- **DATA FOR THE TASK**:

====

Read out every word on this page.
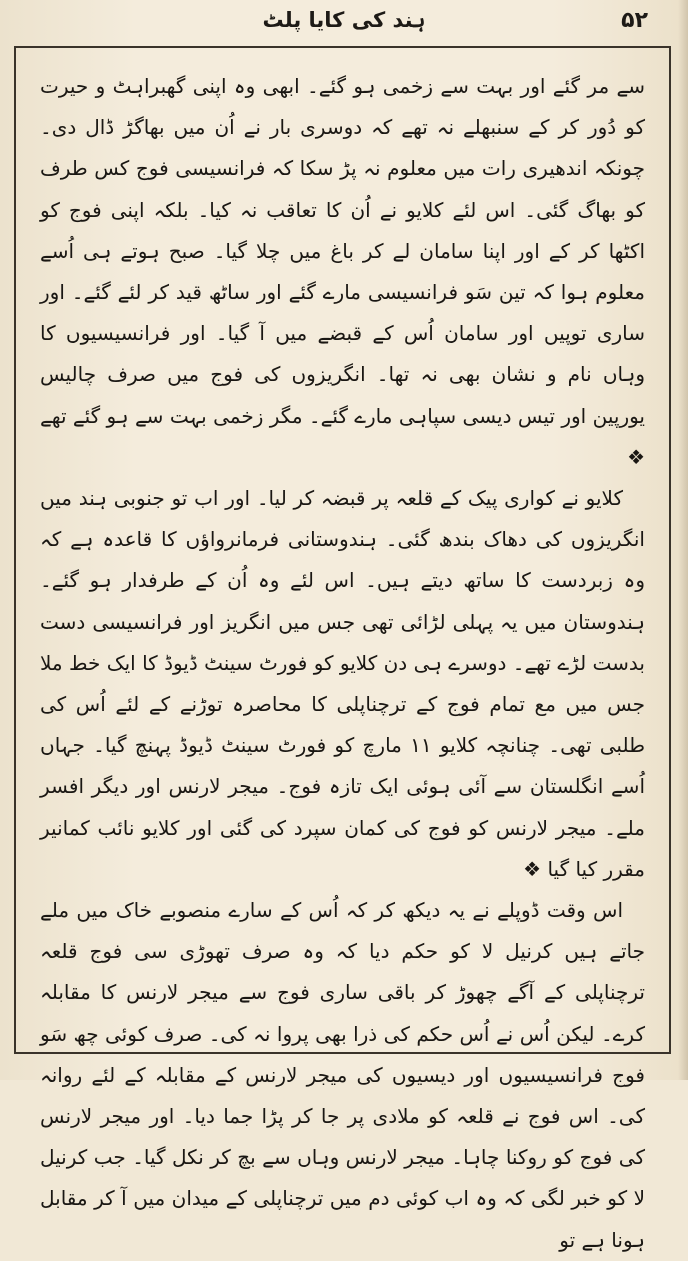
۵۲
ہند کی کایا پلٹ

سے مر گئے اور بہت سے زخمی ہو گئے۔ ابھی وہ اپنی گھبراہٹ و حیرت کو دُور کر کے سنبھلے نہ تھے کہ دوسری بار نے اُن میں بھاگڑ ڈال دی۔ چونکہ اندھیری رات میں معلوم نہ پڑ سکا کہ فرانسیسی فوج کس طرف کو بھاگ گئی۔ اس لئے کلایو نے اُن کا تعاقب نہ کیا۔ بلکہ اپنی فوج کو اکٹھا کر کے اور اپنا سامان لے کر باغ میں چلا گیا۔ صبح ہوتے ہی اُسے معلوم ہوا کہ تین سَو فرانسیسی مارے گئے اور ساٹھ قید کر لئے گئے۔ اور ساری توپیں اور سامان اُس کے قبضے میں آ گیا۔ اور فرانسیسیوں کا وہاں نام و نشان بھی نہ تھا۔ انگریزوں کی فوج میں صرف چالیس یورپین اور تیس دیسی سپاہی مارے گئے۔ مگر زخمی بہت سے ہو گئے تھے ❖

کلایو نے کواری پیک کے قلعہ پر قبضہ کر لیا۔ اور اب تو جنوبی ہند میں انگریزوں کی دھاک بندھ گئی۔ ہندوستانی فرمانرواؤں کا قاعدہ ہے کہ وہ زبردست کا ساتھ دیتے ہیں۔ اس لئے وہ اُن کے طرفدار ہو گئے۔ ہندوستان میں یہ پہلی لڑائی تھی جس میں انگریز اور فرانسیسی دست بدست لڑے تھے۔ دوسرے ہی دن کلایو کو فورٹ سینٹ ڈیوڈ کا ایک خط ملا جس میں مع تمام فوج کے ترچناپلی کا محاصرہ توڑنے کے لئے اُس کی طلبی تھی۔ چنانچہ کلایو ۱۱ مارچ کو فورٹ سینٹ ڈیوڈ پہنچ گیا۔ جہاں اُسے انگلستان سے آئی ہوئی ایک تازہ فوج۔ میجر لارنس اور دیگر افسر ملے۔ میجر لارنس کو فوج کی کمان سپرد کی گئی اور کلایو نائب کمانیر مقرر کیا گیا ❖

اس وقت ڈوپلے نے یہ دیکھ کر کہ اُس کے سارے منصوبے خاک میں ملے جاتے ہیں کرنیل لا کو حکم دیا کہ وہ صرف تھوڑی سی فوج قلعہ ترچناپلی کے آگے چھوڑ کر باقی ساری فوج سے میجر لارنس کا مقابلہ کرے۔ لیکن اُس نے اُس حکم کی ذرا بھی پروا نہ کی۔ صرف کوئی چھ سَو فوج فرانسیسیوں اور دیسیوں کی میجر لارنس کے مقابلہ کے لئے روانہ کی۔ اس فوج نے قلعہ کو ملادی پر جا کر پڑا جما دیا۔ اور میجر لارنس کی فوج کو روکنا چاہا۔ میجر لارنس وہاں سے بچ کر نکل گیا۔ جب کرنیل لا کو خبر لگی کہ وہ اب کوئی دم میں ترچناپلی کے میدان میں آ کر مقابل ہونا ہے تو
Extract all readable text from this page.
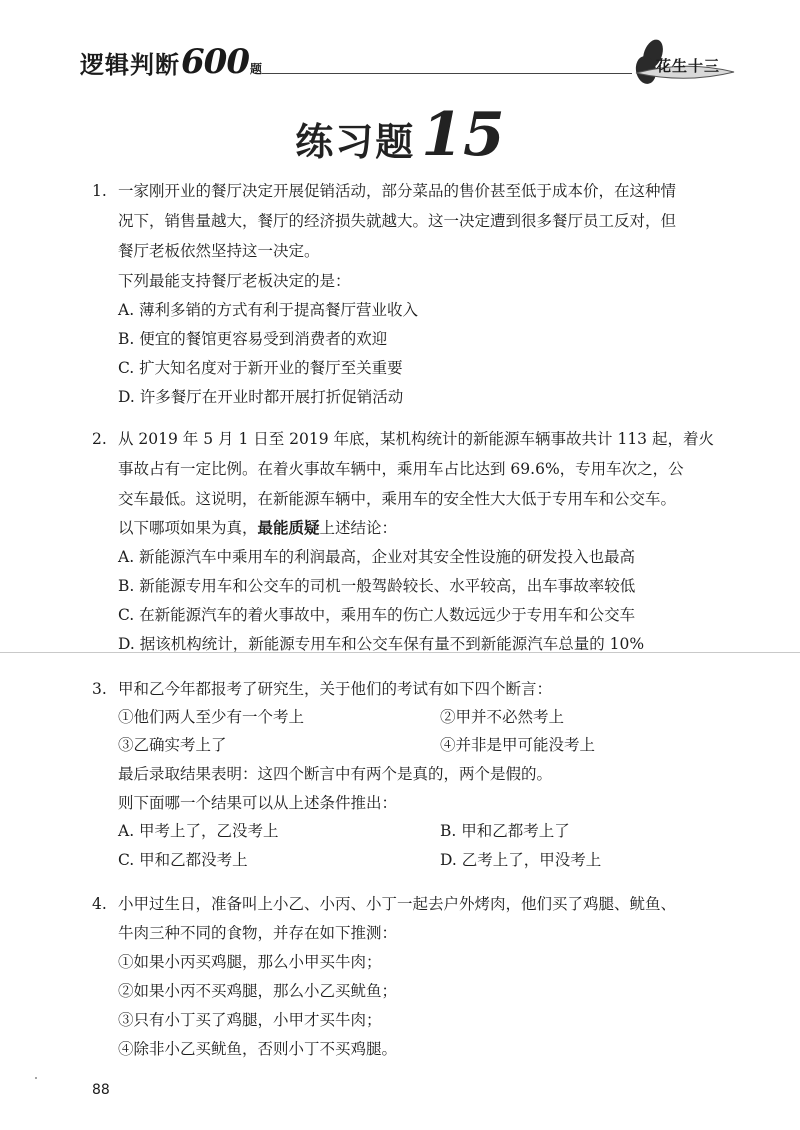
逻辑判断600题	花生十三
练习题 15
1. 一家刚开业的餐厅决定开展促销活动，部分菜品的售价甚至低于成本价，在这种情
况下，销售量越大，餐厅的经济损失就越大。这一决定遭到很多餐厅员工反对，但
餐厅老板依然坚持这一决定。
下列最能支持餐厅老板决定的是：
A. 薄利多销的方式有利于提高餐厅营业收入
B. 便宜的餐馆更容易受到消费者的欢迎
C. 扩大知名度对于新开业的餐厅至关重要
D. 许多餐厅在开业时都开展打折促销活动
2. 从 2019 年 5 月 1 日至 2019 年底，某机构统计的新能源车辆事故共计 113 起，着火
事故占有一定比例。在着火事故车辆中，乘用车占比达到 69.6%，专用车次之，公
交车最低。这说明，在新能源车辆中，乘用车的安全性大大低于专用车和公交车。
以下哪项如果为真，最能质疑上述结论：
A. 新能源汽车中乘用车的利润最高，企业对其安全性设施的研发投入也最高
B. 新能源专用车和公交车的司机一般驾龄较长、水平较高，出车事故率较低
C. 在新能源汽车的着火事故中，乘用车的伤亡人数远远少于专用车和公交车
D. 据该机构统计，新能源专用车和公交车保有量不到新能源汽车总量的 10%
3. 甲和乙今年都报考了研究生，关于他们的考试有如下四个断言：
①他们两人至少有一个考上	②甲并不必然考上
③乙确实考上了	④并非是甲可能没考上
最后录取结果表明：这四个断言中有两个是真的，两个是假的。
则下面哪一个结果可以从上述条件推出：
A. 甲考上了，乙没考上	B. 甲和乙都考上了
C. 甲和乙都没考上	D. 乙考上了，甲没考上
4. 小甲过生日，准备叫上小乙、小丙、小丁一起去户外烤肉，他们买了鸡腿、鱿鱼、
牛肉三种不同的食物，并存在如下推测：
①如果小丙买鸡腿，那么小甲买牛肉；
②如果小丙不买鸡腿，那么小乙买鱿鱼；
③只有小丁买了鸡腿，小甲才买牛肉；
④除非小乙买鱿鱼，否则小丁不买鸡腿。
88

====

- **WHAT IS EXPECTED**: Find each line that has the word "انگریزوں", then copy it out.

- **EXERCISE SOLUTION**:
سے مر گئے اور بہت سے زخمی ہو گئے۔ ابھی وہ اپنی گھبراہٹ و حیرت کو دُور کر کے سنبھلے نہ تھے کہ دوسری بار نے اُن میں بھاگڑ ڈال دی۔ چونکہ اندھیری رات میں معلوم نہ پڑ سکا کہ فرانسیسی فوج کس طرف کو بھاگ گئی۔ اس لئے کلایو نے اُن کا تعاقب نہ کیا۔ بلکہ اپنی فوج کو اکٹھا کر کے اور اپنا سامان لے کر باغ میں چلا گیا۔ صبح ہوتے ہی اُسے معلوم ہوا کہ تین سَو فرانسیسی مارے گئے اور ساٹھ قید کر لئے گئے۔ اور ساری توپیں اور سامان اُس کے قبضے میں آ گیا۔ اور فرانسیسیوں کا وہاں نام و نشان بھی نہ تھا۔ انگریزوں کی فوج میں صرف چالیس یورپین اور تیس دیسی سپاہی مارے گئے۔ مگر زخمی بہت سے ہو گئے تھے ❖
کلایو نے کواری پیک کے قلعہ پر قبضہ کر لیا۔ اور اب تو جنوبی ہند میں انگریزوں کی دھاک بندھ گئی۔ ہندوستانی فرمانرواؤں کا قاعدہ ہے کہ وہ زبردست کا ساتھ دیتے ہیں۔ اس لئے وہ اُن کے طرفدار ہو گئے۔ ہندوستان میں یہ پہلی لڑائی تھی جس میں انگریز اور فرانسیسی دست بدست لڑے تھے۔ دوسرے ہی دن کلایو کو فورٹ سینٹ ڈیوڈ کا ایک خط ملا جس میں مع تمام فوج کے ترچناپلی کا محاصرہ توڑنے کے لئے اُس کی طلبی تھی۔ چنانچہ کلایو ۱۱ مارچ کو فورٹ سینٹ ڈیوڈ پہنچ گیا۔ جہاں اُسے انگلستان سے آئی ہوئی ایک تازہ فوج۔ میجر لارنس اور دیگر افسر ملے۔ میجر لارنس کو فوج کی کمان سپرد کی گئی اور کلایو نائب کمانیر مقرر کیا گیا ❖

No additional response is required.